§ **DOCUMENT SEGMENT**
* * * * * * *
It's also why, when MTV invited me to preview an ostensibly fun online videogame designed to teach college students about financial responsibility, I was skeptical. Aside from my suspicions fueled by bad children's-finance literature, I doubted a videogame could teach someone of any age much if the groundwork hasn't been there in the household, or among peers, over the prior two decades.

And yet...maybe there is something to this game, which MTV launched in conjunction with the Peter G. Peterson Foundation, (and which has its own fiscal agenda).

Debt Ski, which debuted today at www.debtski.com, reminds me of a lot of the time-sucking games I see my younger son playing on such free sites such as Miniclip.com: a character moves from left to right in a side-scrolling landscape, picking up tokens hanging in mid-air along the way. In Debt Ski (think Jet Ski), it's a pig on a personal watercraft. Most of the tokens are money, which you, the player, want to maximize. The other tokens signify things you spend money on: Some are necessities, of which you have to pick up a certain number each round; others are wants, such as TVs and laptop computers, which give you happiness points if you "buy" them by picking them up. But these purchases will cost you (you pay at the end of each round by cash or credit card, with a $7,500 limit).

The object is to score as many points as possible, which you get by multiplying your net worth (cash minus debt) by your happiness points. Some caveats: If your debts outweigh your cash, those happiness points count against you. And if you don't spend enough on necessities each round, you automatically lose the game.

Since my above-mentioned 11-year-old son is closer to the target audience than me (and unlike me, is actually a competent gamer), I tore him away from the homework and forced him to test the game for me. Once I explained what the game was and what it was designed to teach, he warned me that it was probably going to be boring and he definitely wasn't going to learn anything from it. And yet, driven by the desire to get his name on the high-score list (and take a homework break), he gave it a shot.

He died a lot of early deaths, until I pointed out to him that he probably needed to spend money upgrading his Debt Ski's jumping and breaking ability--a strategy that's not immediately made clear to players. He finally completed the game--but didn't make the high-score list because he was in the red. And his capsule review? "This game is so addictive," he announced in the midst of playing.

But I was more impressed with something he said to himself while unaware that I was listening. "My debt, my debt, I'm paying off my debt," he was sing-songing as he collected tokens. Wow. Any game that can get an 11-year-old to say that has something going for it.
* * * * * * *
(Data listing)

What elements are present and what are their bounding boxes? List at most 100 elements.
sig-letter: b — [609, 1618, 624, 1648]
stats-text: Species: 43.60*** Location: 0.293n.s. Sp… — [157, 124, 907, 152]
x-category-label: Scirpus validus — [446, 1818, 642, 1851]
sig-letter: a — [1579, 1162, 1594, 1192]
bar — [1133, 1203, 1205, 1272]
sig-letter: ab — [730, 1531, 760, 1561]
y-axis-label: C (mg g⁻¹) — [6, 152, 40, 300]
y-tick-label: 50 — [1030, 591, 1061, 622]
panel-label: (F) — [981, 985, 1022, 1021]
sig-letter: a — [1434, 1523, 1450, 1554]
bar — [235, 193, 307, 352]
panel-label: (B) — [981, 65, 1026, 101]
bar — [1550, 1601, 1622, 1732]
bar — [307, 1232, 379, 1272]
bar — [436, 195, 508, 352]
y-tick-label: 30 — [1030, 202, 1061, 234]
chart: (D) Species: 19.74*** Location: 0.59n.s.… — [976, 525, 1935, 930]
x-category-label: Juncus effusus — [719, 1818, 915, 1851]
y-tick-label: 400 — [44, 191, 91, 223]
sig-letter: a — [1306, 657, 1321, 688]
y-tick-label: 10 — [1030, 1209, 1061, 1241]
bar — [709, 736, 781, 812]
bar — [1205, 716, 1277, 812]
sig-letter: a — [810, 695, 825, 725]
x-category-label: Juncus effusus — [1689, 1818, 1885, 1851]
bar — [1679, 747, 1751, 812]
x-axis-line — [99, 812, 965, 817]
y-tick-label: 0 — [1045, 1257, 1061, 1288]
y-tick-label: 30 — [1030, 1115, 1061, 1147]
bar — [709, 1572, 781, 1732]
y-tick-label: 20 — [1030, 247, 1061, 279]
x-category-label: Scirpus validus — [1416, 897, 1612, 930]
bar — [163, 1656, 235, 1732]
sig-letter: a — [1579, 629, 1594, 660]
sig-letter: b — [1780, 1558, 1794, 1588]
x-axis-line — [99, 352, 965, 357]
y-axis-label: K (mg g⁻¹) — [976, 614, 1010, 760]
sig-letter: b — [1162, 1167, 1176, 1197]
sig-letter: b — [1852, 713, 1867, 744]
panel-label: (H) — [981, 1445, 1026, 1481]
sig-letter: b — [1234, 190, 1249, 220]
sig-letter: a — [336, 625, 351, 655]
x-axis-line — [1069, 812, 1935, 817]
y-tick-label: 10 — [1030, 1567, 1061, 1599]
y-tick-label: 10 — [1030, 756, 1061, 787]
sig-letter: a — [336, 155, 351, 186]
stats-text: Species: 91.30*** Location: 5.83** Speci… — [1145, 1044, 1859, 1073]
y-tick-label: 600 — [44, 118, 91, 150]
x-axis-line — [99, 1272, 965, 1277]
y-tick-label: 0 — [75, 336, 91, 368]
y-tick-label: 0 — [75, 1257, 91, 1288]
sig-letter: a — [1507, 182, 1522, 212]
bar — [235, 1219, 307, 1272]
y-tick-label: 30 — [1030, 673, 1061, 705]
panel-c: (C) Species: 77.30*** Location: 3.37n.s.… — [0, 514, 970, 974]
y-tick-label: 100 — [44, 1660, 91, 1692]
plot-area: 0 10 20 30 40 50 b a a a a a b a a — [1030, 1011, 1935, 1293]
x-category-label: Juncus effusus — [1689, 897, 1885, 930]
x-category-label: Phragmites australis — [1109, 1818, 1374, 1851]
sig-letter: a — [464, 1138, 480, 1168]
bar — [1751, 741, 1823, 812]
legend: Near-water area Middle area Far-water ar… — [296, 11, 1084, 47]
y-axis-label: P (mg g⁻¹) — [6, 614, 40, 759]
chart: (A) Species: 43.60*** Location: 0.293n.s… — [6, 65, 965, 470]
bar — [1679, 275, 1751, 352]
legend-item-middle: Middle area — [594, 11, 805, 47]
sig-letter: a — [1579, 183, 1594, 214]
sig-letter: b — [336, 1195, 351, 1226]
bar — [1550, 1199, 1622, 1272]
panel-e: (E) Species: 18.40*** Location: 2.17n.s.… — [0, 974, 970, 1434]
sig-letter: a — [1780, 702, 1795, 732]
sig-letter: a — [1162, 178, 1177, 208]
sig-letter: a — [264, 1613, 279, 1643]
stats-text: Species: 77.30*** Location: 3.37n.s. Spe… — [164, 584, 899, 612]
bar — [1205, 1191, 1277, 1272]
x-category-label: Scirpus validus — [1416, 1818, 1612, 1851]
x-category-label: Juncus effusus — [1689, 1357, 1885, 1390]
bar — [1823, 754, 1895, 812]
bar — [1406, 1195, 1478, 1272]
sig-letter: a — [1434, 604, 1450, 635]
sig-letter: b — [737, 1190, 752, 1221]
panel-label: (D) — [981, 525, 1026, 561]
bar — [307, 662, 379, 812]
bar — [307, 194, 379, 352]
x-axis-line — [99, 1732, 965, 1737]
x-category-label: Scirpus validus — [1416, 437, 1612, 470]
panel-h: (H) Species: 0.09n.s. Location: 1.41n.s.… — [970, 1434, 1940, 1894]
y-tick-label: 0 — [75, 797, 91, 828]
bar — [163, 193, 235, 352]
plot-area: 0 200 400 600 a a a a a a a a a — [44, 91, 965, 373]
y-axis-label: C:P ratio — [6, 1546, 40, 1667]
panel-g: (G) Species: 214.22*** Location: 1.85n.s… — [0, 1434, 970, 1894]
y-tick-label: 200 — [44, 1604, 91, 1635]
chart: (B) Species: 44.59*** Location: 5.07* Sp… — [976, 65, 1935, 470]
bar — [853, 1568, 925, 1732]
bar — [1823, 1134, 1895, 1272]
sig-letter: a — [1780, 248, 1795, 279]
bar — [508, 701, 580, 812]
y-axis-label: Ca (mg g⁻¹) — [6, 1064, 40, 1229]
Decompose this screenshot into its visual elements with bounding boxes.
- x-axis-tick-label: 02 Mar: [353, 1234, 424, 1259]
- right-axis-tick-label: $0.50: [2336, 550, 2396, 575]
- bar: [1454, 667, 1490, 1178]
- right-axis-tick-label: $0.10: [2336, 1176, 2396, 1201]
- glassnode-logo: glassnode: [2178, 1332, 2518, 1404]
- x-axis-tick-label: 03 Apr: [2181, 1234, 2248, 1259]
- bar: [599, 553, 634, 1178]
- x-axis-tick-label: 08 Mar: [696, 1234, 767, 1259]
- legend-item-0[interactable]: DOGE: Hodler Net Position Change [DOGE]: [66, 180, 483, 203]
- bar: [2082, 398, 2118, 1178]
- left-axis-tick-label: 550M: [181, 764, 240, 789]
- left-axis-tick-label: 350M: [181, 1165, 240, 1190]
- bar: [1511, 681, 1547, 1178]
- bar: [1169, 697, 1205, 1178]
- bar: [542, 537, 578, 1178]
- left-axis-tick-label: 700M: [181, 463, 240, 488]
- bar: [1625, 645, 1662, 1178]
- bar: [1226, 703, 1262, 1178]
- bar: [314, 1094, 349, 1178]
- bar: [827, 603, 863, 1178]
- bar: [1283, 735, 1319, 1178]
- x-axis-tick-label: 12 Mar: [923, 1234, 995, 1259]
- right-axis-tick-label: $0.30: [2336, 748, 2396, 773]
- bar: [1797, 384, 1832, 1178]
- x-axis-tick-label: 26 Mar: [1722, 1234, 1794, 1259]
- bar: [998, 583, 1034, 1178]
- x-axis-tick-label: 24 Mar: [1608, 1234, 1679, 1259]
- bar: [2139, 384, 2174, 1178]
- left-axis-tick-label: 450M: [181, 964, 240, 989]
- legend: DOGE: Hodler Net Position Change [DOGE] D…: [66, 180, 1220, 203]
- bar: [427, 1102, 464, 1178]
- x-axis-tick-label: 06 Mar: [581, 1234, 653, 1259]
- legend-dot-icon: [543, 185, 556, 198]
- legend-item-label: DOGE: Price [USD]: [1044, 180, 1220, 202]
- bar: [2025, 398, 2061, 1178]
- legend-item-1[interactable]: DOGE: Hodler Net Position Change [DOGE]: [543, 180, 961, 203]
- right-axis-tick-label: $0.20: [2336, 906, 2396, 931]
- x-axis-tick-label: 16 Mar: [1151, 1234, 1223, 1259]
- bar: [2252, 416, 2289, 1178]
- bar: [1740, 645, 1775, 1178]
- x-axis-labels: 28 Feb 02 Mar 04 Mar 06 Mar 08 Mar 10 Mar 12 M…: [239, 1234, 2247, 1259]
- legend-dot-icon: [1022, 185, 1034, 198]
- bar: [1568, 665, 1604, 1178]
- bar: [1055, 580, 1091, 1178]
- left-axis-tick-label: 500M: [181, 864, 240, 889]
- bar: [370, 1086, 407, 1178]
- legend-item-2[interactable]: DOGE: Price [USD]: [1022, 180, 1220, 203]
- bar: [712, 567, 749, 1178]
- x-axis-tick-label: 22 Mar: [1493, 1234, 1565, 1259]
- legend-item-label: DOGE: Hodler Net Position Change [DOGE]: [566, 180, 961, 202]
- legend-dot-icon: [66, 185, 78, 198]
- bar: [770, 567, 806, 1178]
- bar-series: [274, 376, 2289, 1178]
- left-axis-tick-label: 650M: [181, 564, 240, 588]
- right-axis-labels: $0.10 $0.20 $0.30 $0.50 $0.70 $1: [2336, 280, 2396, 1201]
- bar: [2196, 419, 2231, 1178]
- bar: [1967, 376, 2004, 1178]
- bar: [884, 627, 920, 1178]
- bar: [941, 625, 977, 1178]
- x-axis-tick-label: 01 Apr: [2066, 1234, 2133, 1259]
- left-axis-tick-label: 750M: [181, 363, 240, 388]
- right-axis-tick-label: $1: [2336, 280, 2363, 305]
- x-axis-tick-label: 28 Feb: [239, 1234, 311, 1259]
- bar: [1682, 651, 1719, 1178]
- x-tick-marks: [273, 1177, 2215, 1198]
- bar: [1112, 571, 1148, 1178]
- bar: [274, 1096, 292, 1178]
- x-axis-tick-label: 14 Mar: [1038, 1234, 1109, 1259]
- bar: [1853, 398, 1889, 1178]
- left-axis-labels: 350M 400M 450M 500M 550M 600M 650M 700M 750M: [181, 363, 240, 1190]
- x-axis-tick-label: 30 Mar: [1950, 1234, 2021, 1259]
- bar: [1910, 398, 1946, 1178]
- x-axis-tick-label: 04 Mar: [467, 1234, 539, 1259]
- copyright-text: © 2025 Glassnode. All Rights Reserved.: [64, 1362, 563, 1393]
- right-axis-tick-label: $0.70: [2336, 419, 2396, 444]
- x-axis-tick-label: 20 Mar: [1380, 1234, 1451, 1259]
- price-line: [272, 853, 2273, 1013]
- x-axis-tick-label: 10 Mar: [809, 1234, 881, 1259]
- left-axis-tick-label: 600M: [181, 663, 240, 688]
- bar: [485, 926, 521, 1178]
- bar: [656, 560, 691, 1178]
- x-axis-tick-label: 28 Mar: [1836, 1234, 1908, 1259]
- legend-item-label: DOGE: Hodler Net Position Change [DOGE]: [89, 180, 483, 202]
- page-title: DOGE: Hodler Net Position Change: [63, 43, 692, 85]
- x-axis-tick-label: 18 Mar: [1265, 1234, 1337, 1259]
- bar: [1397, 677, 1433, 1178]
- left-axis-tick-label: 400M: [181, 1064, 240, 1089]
* * * * * * *
§ **SET PROBLEM 1**
Condense the paragraph of the Debt Ski review that begins "The object is to score" into a short list of its rules.
§ **SET PROBLEM 2**
Set down the stretch of the Debt Ski review from "He died a lot" through "midst of playing." word for word.

§ **FULL ANSWER 1**
- Points are your net worth (cash minus debt) multiplied by your happiness points.
- If your debts are greater than your cash, your happiness points count against you.
- If you don't spend enough on necessities in a round, you lose the game automatically.

§ **FULL ANSWER 2**
He died a lot of early deaths, until I pointed out to him that he probably needed to spend money upgrading his Debt Ski's jumping and breaking ability--a strategy that's not immediately made clear to players. He finally completed the game--but didn't make the high-score list because he was in the red. And his capsule review? "This game is so addictive," he announced in the midst of playing.